### What to produce
Can you transcribe every line exactly and leave the pictures behind?

### Supplied data
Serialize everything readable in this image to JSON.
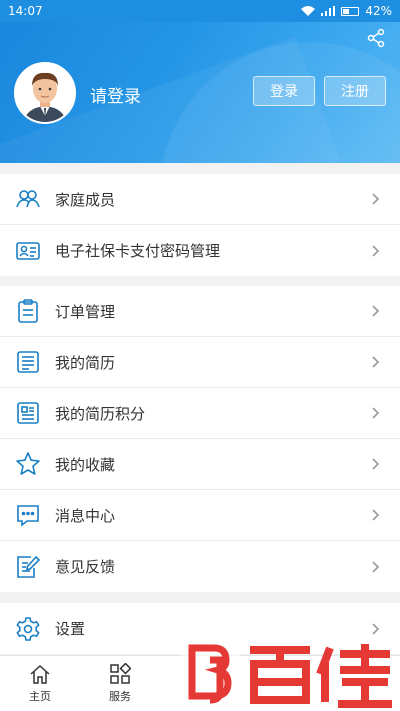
{
  "status": {
    "time": "14:07",
    "battery": "42%"
  },
  "header": {
    "login_hint": "请登录",
    "login_label": "登录",
    "register_label": "注册"
  },
  "groups": [
    {
      "items": [
        {
          "label": "家庭成员",
          "icon": "family-icon"
        },
        {
          "label": "电子社保卡支付密码管理",
          "icon": "id-card-icon"
        }
      ]
    },
    {
      "items": [
        {
          "label": "订单管理",
          "icon": "clipboard-icon"
        },
        {
          "label": "我的简历",
          "icon": "document-icon"
        },
        {
          "label": "我的简历积分",
          "icon": "document-points-icon"
        },
        {
          "label": "我的收藏",
          "icon": "star-icon"
        },
        {
          "label": "消息中心",
          "icon": "message-icon"
        },
        {
          "label": "意见反馈",
          "icon": "feedback-icon"
        }
      ]
    },
    {
      "items": [
        {
          "label": "设置",
          "icon": "gear-icon"
        }
      ]
    }
  ],
  "tabs": [
    {
      "label": "主页",
      "icon": "home-icon"
    },
    {
      "label": "服务",
      "icon": "grid-icon"
    },
    {
      "label": "",
      "icon": "scan-icon"
    },
    {
      "label": "",
      "icon": "tab-icon"
    },
    {
      "label": "",
      "icon": "mine-icon"
    }
  ],
  "colors": {
    "brand": "#1e8fe0",
    "icon": "#1a7fc4",
    "watermark": "#e53935"
  }
}
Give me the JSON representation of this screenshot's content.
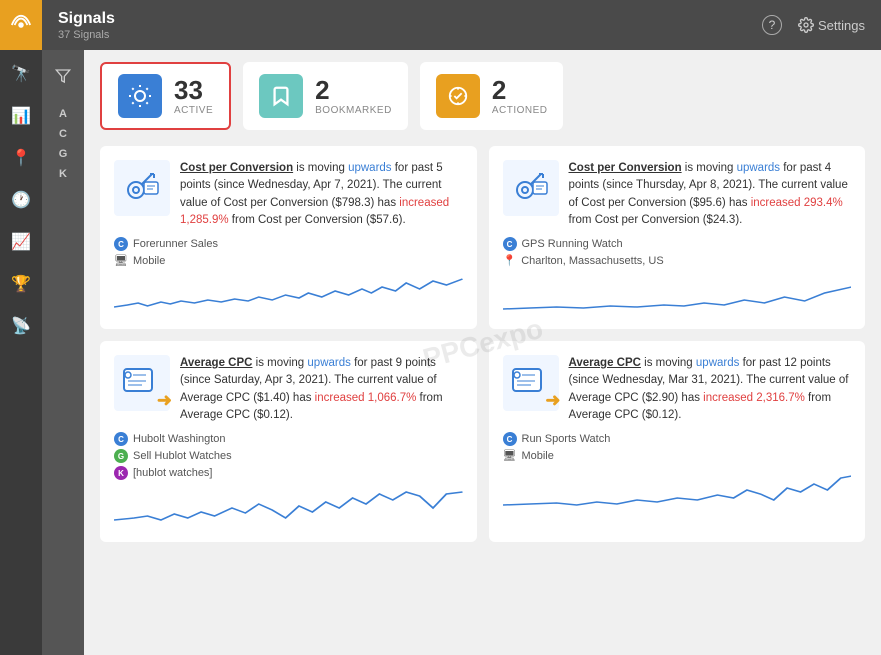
{
  "leftNav": {
    "brandIcon": "📡",
    "icons": [
      "🔭",
      "📊",
      "📍",
      "🕐",
      "📈",
      "🏆",
      "📡"
    ]
  },
  "header": {
    "title": "Signals",
    "subtitle": "37 Signals",
    "helpLabel": "?",
    "settingsLabel": "Settings"
  },
  "secondaryNav": {
    "filterIcon": "⊟",
    "alphaLabels": [
      "A",
      "C",
      "G",
      "K"
    ]
  },
  "statsRow": {
    "active": {
      "iconLabel": "💡",
      "count": "33",
      "label": "Active"
    },
    "bookmarked": {
      "iconLabel": "🔖",
      "count": "2",
      "label": "Bookmarked"
    },
    "actioned": {
      "iconLabel": "✦",
      "count": "2",
      "label": "Actioned"
    }
  },
  "cards": [
    {
      "id": "card-1",
      "textParts": [
        {
          "type": "bold-underline",
          "text": "Cost per Conversion"
        },
        {
          "type": "normal",
          "text": " is moving "
        },
        {
          "type": "blue",
          "text": "upwards"
        },
        {
          "type": "normal",
          "text": " for past 5 points (since Wednesday, Apr 7, 2021). The current value of Cost per Conversion ($798.3) has "
        },
        {
          "type": "red",
          "text": "increased 1,285.9%"
        },
        {
          "type": "normal",
          "text": " from Cost per Conversion ($57.6)."
        }
      ],
      "meta": [
        {
          "badge": "C",
          "badgeClass": "badge-c",
          "text": "Forerunner Sales",
          "icon": "C"
        },
        {
          "badge": "📱",
          "badgeClass": "",
          "text": "Mobile",
          "icon": "mobile"
        }
      ],
      "chartId": "chart1"
    },
    {
      "id": "card-2",
      "textParts": [
        {
          "type": "bold-underline",
          "text": "Cost per Conversion"
        },
        {
          "type": "normal",
          "text": " is moving "
        },
        {
          "type": "blue",
          "text": "upwards"
        },
        {
          "type": "normal",
          "text": " for past 4 points (since Thursday, Apr 8, 2021). The current value of Cost per Conversion ($95.6) has "
        },
        {
          "type": "red",
          "text": "increased 293.4%"
        },
        {
          "type": "normal",
          "text": " from Cost per Conversion ($24.3)."
        }
      ],
      "meta": [
        {
          "badge": "C",
          "badgeClass": "badge-c",
          "text": "GPS Running Watch",
          "icon": "C"
        },
        {
          "badge": "📍",
          "badgeClass": "",
          "text": "Charlton, Massachusetts, US",
          "icon": "location"
        }
      ],
      "chartId": "chart2"
    },
    {
      "id": "card-3",
      "textParts": [
        {
          "type": "bold-underline",
          "text": "Average CPC"
        },
        {
          "type": "normal",
          "text": " is moving "
        },
        {
          "type": "blue",
          "text": "upwards"
        },
        {
          "type": "normal",
          "text": " for past 9 points (since Saturday, Apr 3, 2021). The current value of Average CPC ($1.40) has "
        },
        {
          "type": "red",
          "text": "increased 1,066.7%"
        },
        {
          "type": "normal",
          "text": " from Average CPC ($0.12)."
        }
      ],
      "meta": [
        {
          "badge": "C",
          "badgeClass": "badge-c",
          "text": "Hubolt Washington",
          "icon": "C"
        },
        {
          "badge": "G",
          "badgeClass": "badge-g",
          "text": "Sell Hublot Watches",
          "icon": "G"
        },
        {
          "badge": "K",
          "badgeClass": "badge-k",
          "text": "[hublot watches]",
          "icon": "K"
        }
      ],
      "chartId": "chart3"
    },
    {
      "id": "card-4",
      "textParts": [
        {
          "type": "bold-underline",
          "text": "Average CPC"
        },
        {
          "type": "normal",
          "text": " is moving "
        },
        {
          "type": "blue",
          "text": "upwards"
        },
        {
          "type": "normal",
          "text": " for past 12 points (since Wednesday, Mar 31, 2021). The current value of Average CPC ($2.90) has "
        },
        {
          "type": "red",
          "text": "increased 2,316.7%"
        },
        {
          "type": "normal",
          "text": " from Average CPC ($0.12)."
        }
      ],
      "meta": [
        {
          "badge": "C",
          "badgeClass": "badge-c",
          "text": "Run Sports Watch",
          "icon": "C"
        },
        {
          "badge": "📱",
          "badgeClass": "",
          "text": "Mobile",
          "icon": "mobile"
        }
      ],
      "chartId": "chart4"
    }
  ],
  "watermark": "PPCexpo"
}
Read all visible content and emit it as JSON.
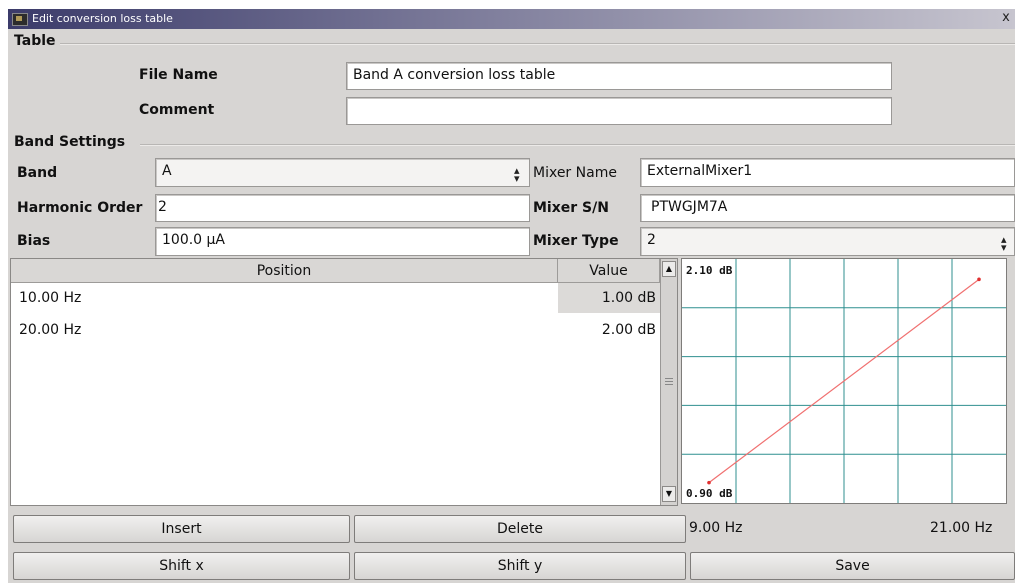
{
  "window": {
    "title": "Edit conversion loss table",
    "close_label": "x"
  },
  "table_section": {
    "label": "Table",
    "file_name_label": "File Name",
    "file_name_value": "Band A conversion loss table",
    "comment_label": "Comment",
    "comment_value": ""
  },
  "band_section": {
    "label": "Band Settings",
    "band_label": "Band",
    "band_value": "A",
    "harmonic_label": "Harmonic Order",
    "harmonic_value": "2",
    "bias_label": "Bias",
    "bias_value": "100.0 µA",
    "mixer_name_label": "Mixer Name",
    "mixer_name_value": "ExternalMixer1",
    "mixer_sn_label": "Mixer S/N",
    "mixer_sn_value": "PTWGJM7A",
    "mixer_type_label": "Mixer Type",
    "mixer_type_value": "2"
  },
  "table": {
    "headers": {
      "position": "Position",
      "value": "Value"
    },
    "rows": [
      {
        "position": "10.00 Hz",
        "value": "1.00 dB"
      },
      {
        "position": "20.00 Hz",
        "value": "2.00 dB"
      }
    ]
  },
  "chart_data": {
    "type": "line",
    "series": [
      {
        "x": [
          10,
          20
        ],
        "y": [
          1.0,
          2.0
        ]
      }
    ],
    "x_min_label": "9.00 Hz",
    "x_max_label": "21.00 Hz",
    "y_min_label": "0.90 dB",
    "y_max_label": "2.10 dB",
    "xlim": [
      9,
      21
    ],
    "ylim": [
      0.9,
      2.1
    ],
    "line_color": "#f07070",
    "grid_color": "#2f8f8f",
    "grid": true
  },
  "buttons": {
    "insert": "Insert",
    "delete": "Delete",
    "shift_x": "Shift x",
    "shift_y": "Shift y",
    "save": "Save"
  }
}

### Reply
Serialize everything readable in this image to JSON.
{
  "status": {
    "time": "14:07",
    "battery": "42%"
  },
  "header": {
    "login_hint": "请登录",
    "login_label": "登录",
    "register_label": "注册"
  },
  "groups": [
    {
      "items": [
        {
          "label": "家庭成员",
          "icon": "family-icon"
        },
        {
          "label": "电子社保卡支付密码管理",
          "icon": "id-card-icon"
        }
      ]
    },
    {
      "items": [
        {
          "label": "订单管理",
          "icon": "clipboard-icon"
        },
        {
          "label": "我的简历",
          "icon": "document-icon"
        },
        {
          "label": "我的简历积分",
          "icon": "document-points-icon"
        },
        {
          "label": "我的收藏",
          "icon": "star-icon"
        },
        {
          "label": "消息中心",
          "icon": "message-icon"
        },
        {
          "label": "意见反馈",
          "icon": "feedback-icon"
        }
      ]
    },
    {
      "items": [
        {
          "label": "设置",
          "icon": "gear-icon"
        }
      ]
    }
  ],
  "tabs": [
    {
      "label": "主页",
      "icon": "home-icon"
    },
    {
      "label": "服务",
      "icon": "grid-icon"
    },
    {
      "label": "",
      "icon": "scan-icon"
    },
    {
      "label": "",
      "icon": "tab-icon"
    },
    {
      "label": "",
      "icon": "mine-icon"
    }
  ],
  "colors": {
    "brand": "#1e8fe0",
    "icon": "#1a7fc4",
    "watermark": "#e53935"
  }
}
Give me the JSON representation of this screenshot's content.
{
  "leftNav": {
    "brandIcon": "📡",
    "icons": [
      "🔭",
      "📊",
      "📍",
      "🕐",
      "📈",
      "🏆",
      "📡"
    ]
  },
  "header": {
    "title": "Signals",
    "subtitle": "37 Signals",
    "helpLabel": "?",
    "settingsLabel": "Settings"
  },
  "secondaryNav": {
    "filterIcon": "⊟",
    "alphaLabels": [
      "A",
      "C",
      "G",
      "K"
    ]
  },
  "statsRow": {
    "active": {
      "iconLabel": "💡",
      "count": "33",
      "label": "Active"
    },
    "bookmarked": {
      "iconLabel": "🔖",
      "count": "2",
      "label": "Bookmarked"
    },
    "actioned": {
      "iconLabel": "✦",
      "count": "2",
      "label": "Actioned"
    }
  },
  "cards": [
    {
      "id": "card-1",
      "textParts": [
        {
          "type": "bold-underline",
          "text": "Cost per Conversion"
        },
        {
          "type": "normal",
          "text": " is moving "
        },
        {
          "type": "blue",
          "text": "upwards"
        },
        {
          "type": "normal",
          "text": " for past 5 points (since Wednesday, Apr 7, 2021). The current value of Cost per Conversion ($798.3) has "
        },
        {
          "type": "red",
          "text": "increased 1,285.9%"
        },
        {
          "type": "normal",
          "text": " from Cost per Conversion ($57.6)."
        }
      ],
      "meta": [
        {
          "badge": "C",
          "badgeClass": "badge-c",
          "text": "Forerunner Sales",
          "icon": "C"
        },
        {
          "badge": "📱",
          "badgeClass": "",
          "text": "Mobile",
          "icon": "mobile"
        }
      ],
      "chartId": "chart1"
    },
    {
      "id": "card-2",
      "textParts": [
        {
          "type": "bold-underline",
          "text": "Cost per Conversion"
        },
        {
          "type": "normal",
          "text": " is moving "
        },
        {
          "type": "blue",
          "text": "upwards"
        },
        {
          "type": "normal",
          "text": " for past 4 points (since Thursday, Apr 8, 2021). The current value of Cost per Conversion ($95.6) has "
        },
        {
          "type": "red",
          "text": "increased 293.4%"
        },
        {
          "type": "normal",
          "text": " from Cost per Conversion ($24.3)."
        }
      ],
      "meta": [
        {
          "badge": "C",
          "badgeClass": "badge-c",
          "text": "GPS Running Watch",
          "icon": "C"
        },
        {
          "badge": "📍",
          "badgeClass": "",
          "text": "Charlton, Massachusetts, US",
          "icon": "location"
        }
      ],
      "chartId": "chart2"
    },
    {
      "id": "card-3",
      "textParts": [
        {
          "type": "bold-underline",
          "text": "Average CPC"
        },
        {
          "type": "normal",
          "text": " is moving "
        },
        {
          "type": "blue",
          "text": "upwards"
        },
        {
          "type": "normal",
          "text": " for past 9 points (since Saturday, Apr 3, 2021). The current value of Average CPC ($1.40) has "
        },
        {
          "type": "red",
          "text": "increased 1,066.7%"
        },
        {
          "type": "normal",
          "text": " from Average CPC ($0.12)."
        }
      ],
      "meta": [
        {
          "badge": "C",
          "badgeClass": "badge-c",
          "text": "Hubolt Washington",
          "icon": "C"
        },
        {
          "badge": "G",
          "badgeClass": "badge-g",
          "text": "Sell Hublot Watches",
          "icon": "G"
        },
        {
          "badge": "K",
          "badgeClass": "badge-k",
          "text": "[hublot watches]",
          "icon": "K"
        }
      ],
      "chartId": "chart3"
    },
    {
      "id": "card-4",
      "textParts": [
        {
          "type": "bold-underline",
          "text": "Average CPC"
        },
        {
          "type": "normal",
          "text": " is moving "
        },
        {
          "type": "blue",
          "text": "upwards"
        },
        {
          "type": "normal",
          "text": " for past 12 points (since Wednesday, Mar 31, 2021). The current value of Average CPC ($2.90) has "
        },
        {
          "type": "red",
          "text": "increased 2,316.7%"
        },
        {
          "type": "normal",
          "text": " from Average CPC ($0.12)."
        }
      ],
      "meta": [
        {
          "badge": "C",
          "badgeClass": "badge-c",
          "text": "Run Sports Watch",
          "icon": "C"
        },
        {
          "badge": "📱",
          "badgeClass": "",
          "text": "Mobile",
          "icon": "mobile"
        }
      ],
      "chartId": "chart4"
    }
  ],
  "watermark": "PPCexpo"
}
Read all visible content and emit it as JSON.
{
  "window": {
    "title": "Edit conversion loss table",
    "close_label": "x"
  },
  "table_section": {
    "label": "Table",
    "file_name_label": "File Name",
    "file_name_value": "Band A conversion loss table",
    "comment_label": "Comment",
    "comment_value": ""
  },
  "band_section": {
    "label": "Band Settings",
    "band_label": "Band",
    "band_value": "A",
    "harmonic_label": "Harmonic Order",
    "harmonic_value": "2",
    "bias_label": "Bias",
    "bias_value": "100.0 µA",
    "mixer_name_label": "Mixer Name",
    "mixer_name_value": "ExternalMixer1",
    "mixer_sn_label": "Mixer S/N",
    "mixer_sn_value": "PTWGJM7A",
    "mixer_type_label": "Mixer Type",
    "mixer_type_value": "2"
  },
  "table": {
    "headers": {
      "position": "Position",
      "value": "Value"
    },
    "rows": [
      {
        "position": "10.00 Hz",
        "value": "1.00 dB"
      },
      {
        "position": "20.00 Hz",
        "value": "2.00 dB"
      }
    ]
  },
  "chart_data": {
    "type": "line",
    "series": [
      {
        "x": [
          10,
          20
        ],
        "y": [
          1.0,
          2.0
        ]
      }
    ],
    "x_min_label": "9.00 Hz",
    "x_max_label": "21.00 Hz",
    "y_min_label": "0.90 dB",
    "y_max_label": "2.10 dB",
    "xlim": [
      9,
      21
    ],
    "ylim": [
      0.9,
      2.1
    ],
    "line_color": "#f07070",
    "grid_color": "#2f8f8f",
    "grid": true
  },
  "buttons": {
    "insert": "Insert",
    "delete": "Delete",
    "shift_x": "Shift x",
    "shift_y": "Shift y",
    "save": "Save"
  }
}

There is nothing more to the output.